Can you transcribe the data exactly? Leave the pictures out.

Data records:
--- BEGIN ---

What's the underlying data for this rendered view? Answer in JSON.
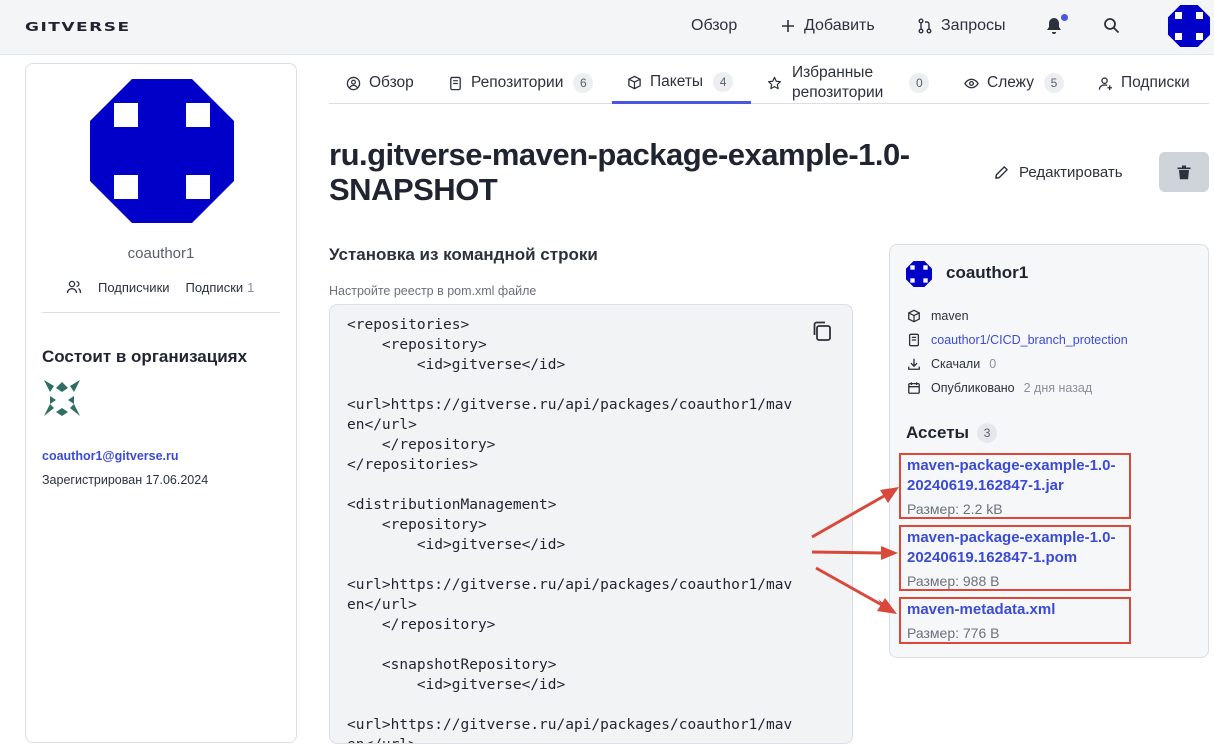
{
  "header": {
    "logo": "GITVERSE",
    "nav": [
      {
        "label": "Обзор",
        "icon": "none"
      },
      {
        "label": "Добавить",
        "icon": "plus-icon"
      },
      {
        "label": "Запросы",
        "icon": "pull-request-icon"
      }
    ],
    "accent": "#4a57e3"
  },
  "profile": {
    "username": "coauthor1",
    "followers_label": "Подписчики",
    "following_label": "Подписки",
    "following_count": "1",
    "orgs_title": "Состоит в организациях",
    "email": "coauthor1@gitverse.ru",
    "registered": "Зарегистрирован 17.06.2024"
  },
  "tabs": [
    {
      "label": "Обзор",
      "icon": "overview-icon",
      "count": ""
    },
    {
      "label": "Репозитории",
      "icon": "repo-icon",
      "count": "6"
    },
    {
      "label": "Пакеты",
      "icon": "package-icon",
      "count": "4",
      "active": true
    },
    {
      "label_line1": "Избранные",
      "label_line2": "репозитории",
      "icon": "star-icon",
      "count": "0"
    },
    {
      "label": "Слежу",
      "icon": "eye-icon",
      "count": "5"
    },
    {
      "label": "Подписки",
      "icon": "person-add-icon",
      "count": ""
    }
  ],
  "package": {
    "title": "ru.gitverse-maven-package-example-1.0-SNAPSHOT",
    "edit_label": "Редактировать"
  },
  "install": {
    "title": "Установка из командной строки",
    "hint": "Настройте реестр в pom.xml файле",
    "code": "<repositories>\n    <repository>\n        <id>gitverse</id>\n\n<url>https://gitverse.ru/api/packages/coauthor1/mav\nen</url>\n    </repository>\n</repositories>\n\n<distributionManagement>\n    <repository>\n        <id>gitverse</id>\n\n<url>https://gitverse.ru/api/packages/coauthor1/mav\nen</url>\n    </repository>\n\n    <snapshotRepository>\n        <id>gitverse</id>\n\n<url>https://gitverse.ru/api/packages/coauthor1/mav\nen</url>"
  },
  "info": {
    "user": "coauthor1",
    "type": "maven",
    "repo": "coauthor1/CICD_branch_protection",
    "downloads_label": "Скачали",
    "downloads": "0",
    "published_label": "Опубликовано",
    "published": "2 дня назад",
    "assets_title": "Ассеты",
    "assets_count": "3",
    "assets": [
      {
        "name_line1": "maven-package-example-1.0-",
        "name_line2": "20240619.162847-1.jar",
        "size": "Размер: 2.2 kB"
      },
      {
        "name_line1": "maven-package-example-1.0-",
        "name_line2": "20240619.162847-1.pom",
        "size": "Размер: 988 B"
      },
      {
        "name_line1": "maven-metadata.xml",
        "name_line2": "",
        "size": "Размер: 776 B"
      }
    ],
    "highlight_color": "#d9483b"
  }
}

--- END ---

_Solution to the problem:_
What's the underlying data for this rendered view? Answer in JSON.
{
  "header": {
    "logo": "GITVERSE",
    "nav": [
      {
        "label": "Обзор",
        "icon": "none"
      },
      {
        "label": "Добавить",
        "icon": "plus-icon"
      },
      {
        "label": "Запросы",
        "icon": "pull-request-icon"
      }
    ],
    "accent": "#4a57e3"
  },
  "profile": {
    "username": "coauthor1",
    "followers_label": "Подписчики",
    "following_label": "Подписки",
    "following_count": "1",
    "orgs_title": "Состоит в организациях",
    "email": "coauthor1@gitverse.ru",
    "registered": "Зарегистрирован 17.06.2024"
  },
  "tabs": [
    {
      "label": "Обзор",
      "icon": "overview-icon",
      "count": ""
    },
    {
      "label": "Репозитории",
      "icon": "repo-icon",
      "count": "6"
    },
    {
      "label": "Пакеты",
      "icon": "package-icon",
      "count": "4",
      "active": true
    },
    {
      "label_line1": "Избранные",
      "label_line2": "репозитории",
      "icon": "star-icon",
      "count": "0"
    },
    {
      "label": "Слежу",
      "icon": "eye-icon",
      "count": "5"
    },
    {
      "label": "Подписки",
      "icon": "person-add-icon",
      "count": ""
    }
  ],
  "package": {
    "title": "ru.gitverse-maven-package-example-1.0-SNAPSHOT",
    "edit_label": "Редактировать"
  },
  "install": {
    "title": "Установка из командной строки",
    "hint": "Настройте реестр в pom.xml файле",
    "code": "<repositories>\n    <repository>\n        <id>gitverse</id>\n\n<url>https://gitverse.ru/api/packages/coauthor1/mav\nen</url>\n    </repository>\n</repositories>\n\n<distributionManagement>\n    <repository>\n        <id>gitverse</id>\n\n<url>https://gitverse.ru/api/packages/coauthor1/mav\nen</url>\n    </repository>\n\n    <snapshotRepository>\n        <id>gitverse</id>\n\n<url>https://gitverse.ru/api/packages/coauthor1/mav\nen</url>"
  },
  "info": {
    "user": "coauthor1",
    "type": "maven",
    "repo": "coauthor1/CICD_branch_protection",
    "downloads_label": "Скачали",
    "downloads": "0",
    "published_label": "Опубликовано",
    "published": "2 дня назад",
    "assets_title": "Ассеты",
    "assets_count": "3",
    "assets": [
      {
        "name_line1": "maven-package-example-1.0-",
        "name_line2": "20240619.162847-1.jar",
        "size": "Размер: 2.2 kB"
      },
      {
        "name_line1": "maven-package-example-1.0-",
        "name_line2": "20240619.162847-1.pom",
        "size": "Размер: 988 B"
      },
      {
        "name_line1": "maven-metadata.xml",
        "name_line2": "",
        "size": "Размер: 776 B"
      }
    ],
    "highlight_color": "#d9483b"
  }
}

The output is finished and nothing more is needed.